_The exercise_
Reproduce the listing below line for line, with no changes.

_Rows_
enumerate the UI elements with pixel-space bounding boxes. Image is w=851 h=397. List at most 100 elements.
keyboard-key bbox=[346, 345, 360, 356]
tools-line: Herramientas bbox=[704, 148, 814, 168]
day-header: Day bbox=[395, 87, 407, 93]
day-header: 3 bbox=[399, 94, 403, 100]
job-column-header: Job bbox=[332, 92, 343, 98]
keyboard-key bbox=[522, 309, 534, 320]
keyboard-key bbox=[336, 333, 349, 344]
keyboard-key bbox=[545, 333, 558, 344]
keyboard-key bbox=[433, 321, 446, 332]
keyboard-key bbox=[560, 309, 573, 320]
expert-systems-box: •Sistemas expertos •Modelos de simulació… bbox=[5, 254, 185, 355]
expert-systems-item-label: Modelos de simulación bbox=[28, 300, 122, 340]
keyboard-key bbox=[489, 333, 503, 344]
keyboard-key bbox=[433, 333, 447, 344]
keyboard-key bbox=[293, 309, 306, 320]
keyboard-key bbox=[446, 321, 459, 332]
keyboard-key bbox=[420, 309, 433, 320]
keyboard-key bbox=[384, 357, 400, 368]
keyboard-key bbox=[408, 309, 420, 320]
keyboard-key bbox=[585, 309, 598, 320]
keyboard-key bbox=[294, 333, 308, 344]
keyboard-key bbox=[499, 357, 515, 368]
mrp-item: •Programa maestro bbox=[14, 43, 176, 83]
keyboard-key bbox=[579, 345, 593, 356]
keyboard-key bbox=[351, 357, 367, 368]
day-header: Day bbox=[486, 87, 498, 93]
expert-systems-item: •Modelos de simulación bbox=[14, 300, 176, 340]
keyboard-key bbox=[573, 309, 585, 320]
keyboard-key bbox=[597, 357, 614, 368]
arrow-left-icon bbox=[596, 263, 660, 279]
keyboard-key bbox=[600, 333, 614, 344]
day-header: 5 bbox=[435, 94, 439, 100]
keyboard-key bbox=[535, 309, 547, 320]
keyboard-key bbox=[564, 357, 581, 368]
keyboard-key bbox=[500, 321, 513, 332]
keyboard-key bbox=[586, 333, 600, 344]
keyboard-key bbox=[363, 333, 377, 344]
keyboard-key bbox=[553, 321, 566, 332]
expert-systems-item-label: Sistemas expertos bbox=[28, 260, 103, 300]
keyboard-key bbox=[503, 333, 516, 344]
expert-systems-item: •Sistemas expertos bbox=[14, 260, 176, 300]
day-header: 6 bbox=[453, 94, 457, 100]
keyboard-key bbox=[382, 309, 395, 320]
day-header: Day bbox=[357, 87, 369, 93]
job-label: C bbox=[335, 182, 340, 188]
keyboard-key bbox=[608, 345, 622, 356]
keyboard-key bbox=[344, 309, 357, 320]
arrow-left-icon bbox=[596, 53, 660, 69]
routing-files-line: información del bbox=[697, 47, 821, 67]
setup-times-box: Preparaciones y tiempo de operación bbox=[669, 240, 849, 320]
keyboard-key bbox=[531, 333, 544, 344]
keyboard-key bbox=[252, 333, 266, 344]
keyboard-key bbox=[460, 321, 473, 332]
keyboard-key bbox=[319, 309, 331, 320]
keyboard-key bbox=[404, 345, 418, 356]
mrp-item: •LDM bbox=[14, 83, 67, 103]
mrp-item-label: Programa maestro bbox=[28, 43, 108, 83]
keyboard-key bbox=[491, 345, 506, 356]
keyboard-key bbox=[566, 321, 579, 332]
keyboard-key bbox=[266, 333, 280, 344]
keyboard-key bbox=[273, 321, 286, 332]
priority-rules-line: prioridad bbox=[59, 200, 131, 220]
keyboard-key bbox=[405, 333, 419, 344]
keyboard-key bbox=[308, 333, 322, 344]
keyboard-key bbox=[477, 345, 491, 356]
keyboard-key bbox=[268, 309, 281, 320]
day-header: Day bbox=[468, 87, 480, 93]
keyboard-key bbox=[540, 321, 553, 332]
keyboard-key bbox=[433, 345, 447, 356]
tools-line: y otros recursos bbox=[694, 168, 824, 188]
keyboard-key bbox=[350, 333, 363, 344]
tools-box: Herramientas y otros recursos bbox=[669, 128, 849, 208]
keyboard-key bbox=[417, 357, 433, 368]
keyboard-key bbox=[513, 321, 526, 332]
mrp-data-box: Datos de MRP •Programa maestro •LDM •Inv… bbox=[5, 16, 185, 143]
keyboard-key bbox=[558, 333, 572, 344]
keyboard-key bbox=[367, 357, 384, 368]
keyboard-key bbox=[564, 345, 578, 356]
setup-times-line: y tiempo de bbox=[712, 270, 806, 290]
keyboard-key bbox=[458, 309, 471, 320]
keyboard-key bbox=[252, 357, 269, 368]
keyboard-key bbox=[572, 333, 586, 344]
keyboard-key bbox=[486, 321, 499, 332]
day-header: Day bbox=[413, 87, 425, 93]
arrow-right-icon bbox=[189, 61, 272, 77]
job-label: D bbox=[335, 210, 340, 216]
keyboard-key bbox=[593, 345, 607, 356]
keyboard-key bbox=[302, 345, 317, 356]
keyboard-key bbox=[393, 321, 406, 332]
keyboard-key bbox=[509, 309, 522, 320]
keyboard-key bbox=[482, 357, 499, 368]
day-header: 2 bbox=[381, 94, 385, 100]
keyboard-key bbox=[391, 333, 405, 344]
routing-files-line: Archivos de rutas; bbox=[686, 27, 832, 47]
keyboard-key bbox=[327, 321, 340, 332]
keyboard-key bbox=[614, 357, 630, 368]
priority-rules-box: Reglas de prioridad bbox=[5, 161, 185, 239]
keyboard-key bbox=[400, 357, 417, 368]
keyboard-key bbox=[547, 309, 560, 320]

_Result of this task_
enumerate the UI elements with pixel-space bounding boxes. Image is w=851 h=397. List at most 100 elements.
keyboard-key bbox=[346, 345, 360, 356]
tools-line: Herramientas bbox=[704, 148, 814, 168]
day-header: Day bbox=[395, 87, 407, 93]
day-header: 3 bbox=[399, 94, 403, 100]
job-column-header: Job bbox=[332, 92, 343, 98]
keyboard-key bbox=[522, 309, 534, 320]
keyboard-key bbox=[336, 333, 349, 344]
keyboard-key bbox=[545, 333, 558, 344]
keyboard-key bbox=[433, 321, 446, 332]
keyboard-key bbox=[560, 309, 573, 320]
expert-systems-box: •Sistemas expertos •Modelos de simulació… bbox=[5, 254, 185, 355]
expert-systems-item-label: Modelos de simulación bbox=[28, 300, 122, 340]
keyboard-key bbox=[489, 333, 503, 344]
keyboard-key bbox=[433, 333, 447, 344]
keyboard-key bbox=[293, 309, 306, 320]
keyboard-key bbox=[446, 321, 459, 332]
keyboard-key bbox=[420, 309, 433, 320]
keyboard-key bbox=[384, 357, 400, 368]
keyboard-key bbox=[408, 309, 420, 320]
keyboard-key bbox=[585, 309, 598, 320]
keyboard-key bbox=[294, 333, 308, 344]
keyboard-key bbox=[499, 357, 515, 368]
mrp-item: •Programa maestro bbox=[14, 43, 176, 83]
keyboard-key bbox=[579, 345, 593, 356]
keyboard-key bbox=[351, 357, 367, 368]
day-header: Day bbox=[486, 87, 498, 93]
expert-systems-item: •Modelos de simulación bbox=[14, 300, 176, 340]
keyboard-key bbox=[573, 309, 585, 320]
keyboard-key bbox=[597, 357, 614, 368]
arrow-left-icon bbox=[596, 263, 660, 279]
keyboard-key bbox=[600, 333, 614, 344]
day-header: 5 bbox=[435, 94, 439, 100]
keyboard-key bbox=[535, 309, 547, 320]
keyboard-key bbox=[564, 357, 581, 368]
keyboard-key bbox=[500, 321, 513, 332]
keyboard-key bbox=[586, 333, 600, 344]
keyboard-key bbox=[363, 333, 377, 344]
keyboard-key bbox=[553, 321, 566, 332]
expert-systems-item-label: Sistemas expertos bbox=[28, 260, 103, 300]
keyboard-key bbox=[503, 333, 516, 344]
expert-systems-item: •Sistemas expertos bbox=[14, 260, 176, 300]
day-header: 6 bbox=[453, 94, 457, 100]
keyboard-key bbox=[382, 309, 395, 320]
day-header: Day bbox=[357, 87, 369, 93]
job-label: C bbox=[335, 182, 340, 188]
keyboard-key bbox=[608, 345, 622, 356]
keyboard-key bbox=[344, 309, 357, 320]
arrow-left-icon bbox=[596, 53, 660, 69]
routing-files-line: información del bbox=[697, 47, 821, 67]
setup-times-box: Preparaciones y tiempo de operación bbox=[669, 240, 849, 320]
keyboard-key bbox=[531, 333, 544, 344]
keyboard-key bbox=[252, 333, 266, 344]
keyboard-key bbox=[460, 321, 473, 332]
keyboard-key bbox=[319, 309, 331, 320]
keyboard-key bbox=[404, 345, 418, 356]
mrp-item: •LDM bbox=[14, 83, 67, 103]
mrp-item-label: Programa maestro bbox=[28, 43, 108, 83]
keyboard-key bbox=[491, 345, 506, 356]
keyboard-key bbox=[566, 321, 579, 332]
keyboard-key bbox=[266, 333, 280, 344]
keyboard-key bbox=[273, 321, 286, 332]
priority-rules-line: prioridad bbox=[59, 200, 131, 220]
keyboard-key bbox=[405, 333, 419, 344]
keyboard-key bbox=[308, 333, 322, 344]
keyboard-key bbox=[477, 345, 491, 356]
keyboard-key bbox=[268, 309, 281, 320]
day-header: Day bbox=[468, 87, 480, 93]
keyboard-key bbox=[540, 321, 553, 332]
keyboard-key bbox=[433, 345, 447, 356]
tools-line: y otros recursos bbox=[694, 168, 824, 188]
keyboard-key bbox=[350, 333, 363, 344]
tools-box: Herramientas y otros recursos bbox=[669, 128, 849, 208]
keyboard-key bbox=[417, 357, 433, 368]
keyboard-key bbox=[513, 321, 526, 332]
mrp-data-box: Datos de MRP •Programa maestro •LDM •Inv… bbox=[5, 16, 185, 143]
keyboard-key bbox=[558, 333, 572, 344]
keyboard-key bbox=[367, 357, 384, 368]
keyboard-key bbox=[564, 345, 578, 356]
setup-times-line: y tiempo de bbox=[712, 270, 806, 290]
keyboard-key bbox=[458, 309, 471, 320]
keyboard-key bbox=[252, 357, 269, 368]
keyboard-key bbox=[572, 333, 586, 344]
keyboard-key bbox=[486, 321, 499, 332]
day-header: Day bbox=[413, 87, 425, 93]
arrow-right-icon bbox=[189, 61, 272, 77]
job-label: D bbox=[335, 210, 340, 216]
keyboard-key bbox=[593, 345, 607, 356]
keyboard-key bbox=[302, 345, 317, 356]
keyboard-key bbox=[393, 321, 406, 332]
keyboard-key bbox=[509, 309, 522, 320]
keyboard-key bbox=[482, 357, 499, 368]
day-header: 2 bbox=[381, 94, 385, 100]
keyboard-key bbox=[391, 333, 405, 344]
routing-files-line: Archivos de rutas; bbox=[686, 27, 832, 47]
keyboard-key bbox=[327, 321, 340, 332]
keyboard-key bbox=[614, 357, 630, 368]
priority-rules-box: Reglas de prioridad bbox=[5, 161, 185, 239]
keyboard-key bbox=[400, 357, 417, 368]
keyboard-key bbox=[547, 309, 560, 320]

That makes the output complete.